## Goal
Quote the listing in full, exactly as given, minus any pictures.

## Input records
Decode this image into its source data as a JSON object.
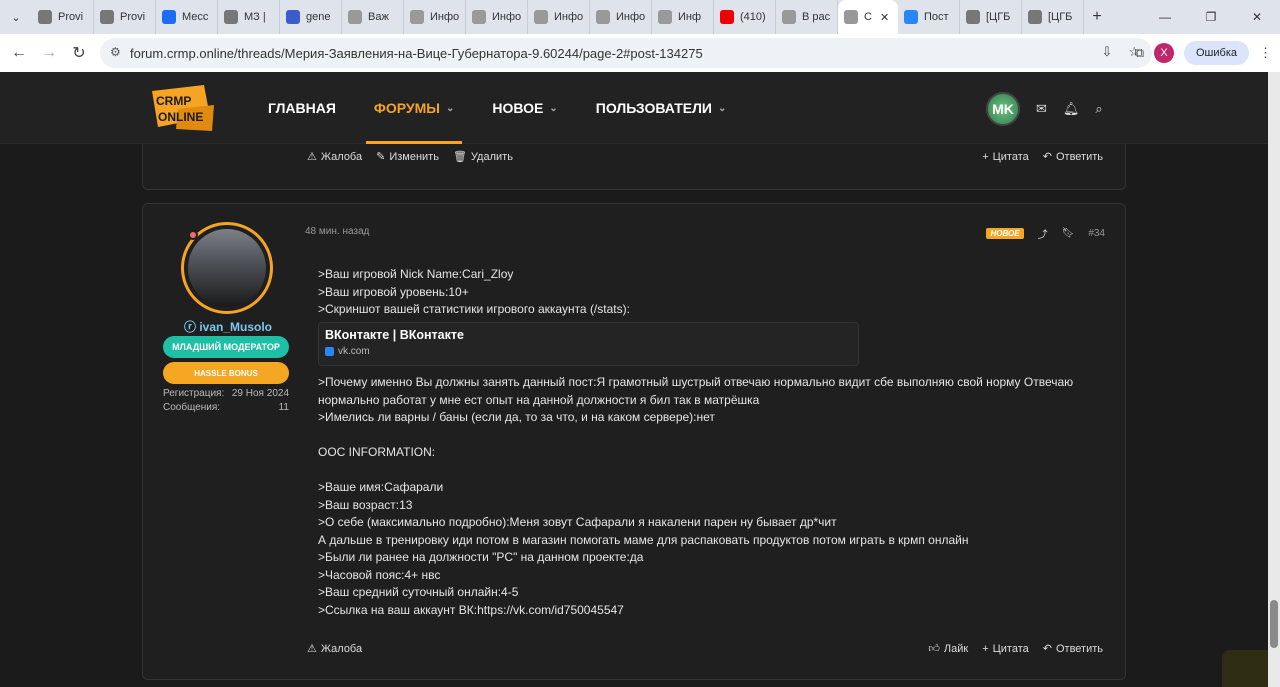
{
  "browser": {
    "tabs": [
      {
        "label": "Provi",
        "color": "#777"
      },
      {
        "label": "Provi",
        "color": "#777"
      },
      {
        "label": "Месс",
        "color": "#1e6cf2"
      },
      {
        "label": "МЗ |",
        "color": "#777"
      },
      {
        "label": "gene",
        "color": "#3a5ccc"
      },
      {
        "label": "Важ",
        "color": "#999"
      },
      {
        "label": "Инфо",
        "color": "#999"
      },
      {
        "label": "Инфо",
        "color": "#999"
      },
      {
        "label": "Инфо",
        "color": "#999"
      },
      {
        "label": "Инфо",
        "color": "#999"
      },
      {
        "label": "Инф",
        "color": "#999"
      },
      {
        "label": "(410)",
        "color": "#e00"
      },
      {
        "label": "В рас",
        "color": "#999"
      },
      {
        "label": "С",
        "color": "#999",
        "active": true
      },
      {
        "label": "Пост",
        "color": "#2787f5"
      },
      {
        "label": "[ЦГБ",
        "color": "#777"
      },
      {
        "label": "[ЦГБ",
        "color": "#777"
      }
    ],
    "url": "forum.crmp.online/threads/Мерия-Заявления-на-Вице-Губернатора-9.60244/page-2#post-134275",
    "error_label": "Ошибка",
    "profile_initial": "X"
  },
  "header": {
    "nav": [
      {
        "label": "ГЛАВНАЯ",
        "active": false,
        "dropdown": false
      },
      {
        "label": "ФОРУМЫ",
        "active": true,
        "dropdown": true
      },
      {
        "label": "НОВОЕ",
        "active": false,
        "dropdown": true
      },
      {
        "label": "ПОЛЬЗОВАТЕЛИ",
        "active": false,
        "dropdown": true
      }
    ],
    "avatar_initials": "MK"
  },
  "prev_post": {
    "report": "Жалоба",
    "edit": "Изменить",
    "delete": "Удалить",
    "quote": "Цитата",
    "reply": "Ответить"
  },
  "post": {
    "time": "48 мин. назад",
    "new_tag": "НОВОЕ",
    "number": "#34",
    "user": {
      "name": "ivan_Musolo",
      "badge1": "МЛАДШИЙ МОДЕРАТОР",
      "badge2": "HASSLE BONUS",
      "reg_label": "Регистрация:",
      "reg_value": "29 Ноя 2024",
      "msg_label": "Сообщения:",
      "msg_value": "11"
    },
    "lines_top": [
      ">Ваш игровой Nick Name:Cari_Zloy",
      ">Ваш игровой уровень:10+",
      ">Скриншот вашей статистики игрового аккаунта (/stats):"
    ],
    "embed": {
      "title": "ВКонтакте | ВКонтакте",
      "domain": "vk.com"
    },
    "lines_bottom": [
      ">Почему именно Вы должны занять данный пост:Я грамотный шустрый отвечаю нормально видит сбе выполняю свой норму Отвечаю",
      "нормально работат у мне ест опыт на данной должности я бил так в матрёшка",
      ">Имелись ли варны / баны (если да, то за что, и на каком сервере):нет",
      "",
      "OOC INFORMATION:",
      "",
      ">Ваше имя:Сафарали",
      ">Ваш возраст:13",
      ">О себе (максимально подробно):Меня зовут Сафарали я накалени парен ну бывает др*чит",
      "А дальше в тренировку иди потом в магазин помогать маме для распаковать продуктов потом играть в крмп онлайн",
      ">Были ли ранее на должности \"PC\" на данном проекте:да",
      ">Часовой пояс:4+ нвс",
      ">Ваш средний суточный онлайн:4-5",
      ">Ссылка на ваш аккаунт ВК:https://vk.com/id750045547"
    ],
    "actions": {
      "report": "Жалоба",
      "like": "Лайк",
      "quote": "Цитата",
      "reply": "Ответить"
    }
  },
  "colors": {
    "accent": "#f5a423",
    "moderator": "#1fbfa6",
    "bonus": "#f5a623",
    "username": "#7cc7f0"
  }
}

## Written solution
Decode this image into its source data as a JSON object.
{
  "browser": {
    "tabs": [
      {
        "label": "Provi",
        "color": "#777"
      },
      {
        "label": "Provi",
        "color": "#777"
      },
      {
        "label": "Месс",
        "color": "#1e6cf2"
      },
      {
        "label": "МЗ |",
        "color": "#777"
      },
      {
        "label": "gene",
        "color": "#3a5ccc"
      },
      {
        "label": "Важ",
        "color": "#999"
      },
      {
        "label": "Инфо",
        "color": "#999"
      },
      {
        "label": "Инфо",
        "color": "#999"
      },
      {
        "label": "Инфо",
        "color": "#999"
      },
      {
        "label": "Инфо",
        "color": "#999"
      },
      {
        "label": "Инф",
        "color": "#999"
      },
      {
        "label": "(410)",
        "color": "#e00"
      },
      {
        "label": "В рас",
        "color": "#999"
      },
      {
        "label": "С",
        "color": "#999",
        "active": true
      },
      {
        "label": "Пост",
        "color": "#2787f5"
      },
      {
        "label": "[ЦГБ",
        "color": "#777"
      },
      {
        "label": "[ЦГБ",
        "color": "#777"
      }
    ],
    "url": "forum.crmp.online/threads/Мерия-Заявления-на-Вице-Губернатора-9.60244/page-2#post-134275",
    "error_label": "Ошибка",
    "profile_initial": "X"
  },
  "header": {
    "nav": [
      {
        "label": "ГЛАВНАЯ",
        "active": false,
        "dropdown": false
      },
      {
        "label": "ФОРУМЫ",
        "active": true,
        "dropdown": true
      },
      {
        "label": "НОВОЕ",
        "active": false,
        "dropdown": true
      },
      {
        "label": "ПОЛЬЗОВАТЕЛИ",
        "active": false,
        "dropdown": true
      }
    ],
    "avatar_initials": "MK"
  },
  "prev_post": {
    "report": "Жалоба",
    "edit": "Изменить",
    "delete": "Удалить",
    "quote": "Цитата",
    "reply": "Ответить"
  },
  "post": {
    "time": "48 мин. назад",
    "new_tag": "НОВОЕ",
    "number": "#34",
    "user": {
      "name": "ivan_Musolo",
      "badge1": "МЛАДШИЙ МОДЕРАТОР",
      "badge2": "HASSLE BONUS",
      "reg_label": "Регистрация:",
      "reg_value": "29 Ноя 2024",
      "msg_label": "Сообщения:",
      "msg_value": "11"
    },
    "lines_top": [
      ">Ваш игровой Nick Name:Cari_Zloy",
      ">Ваш игровой уровень:10+",
      ">Скриншот вашей статистики игрового аккаунта (/stats):"
    ],
    "embed": {
      "title": "ВКонтакте | ВКонтакте",
      "domain": "vk.com"
    },
    "lines_bottom": [
      ">Почему именно Вы должны занять данный пост:Я грамотный шустрый отвечаю нормально видит сбе выполняю свой норму Отвечаю",
      "нормально работат у мне ест опыт на данной должности я бил так в матрёшка",
      ">Имелись ли варны / баны (если да, то за что, и на каком сервере):нет",
      "",
      "OOC INFORMATION:",
      "",
      ">Ваше имя:Сафарали",
      ">Ваш возраст:13",
      ">О себе (максимально подробно):Меня зовут Сафарали я накалени парен ну бывает др*чит",
      "А дальше в тренировку иди потом в магазин помогать маме для распаковать продуктов потом играть в крмп онлайн",
      ">Были ли ранее на должности \"PC\" на данном проекте:да",
      ">Часовой пояс:4+ нвс",
      ">Ваш средний суточный онлайн:4-5",
      ">Ссылка на ваш аккаунт ВК:https://vk.com/id750045547"
    ],
    "actions": {
      "report": "Жалоба",
      "like": "Лайк",
      "quote": "Цитата",
      "reply": "Ответить"
    }
  },
  "colors": {
    "accent": "#f5a423",
    "moderator": "#1fbfa6",
    "bonus": "#f5a623",
    "username": "#7cc7f0"
  }
}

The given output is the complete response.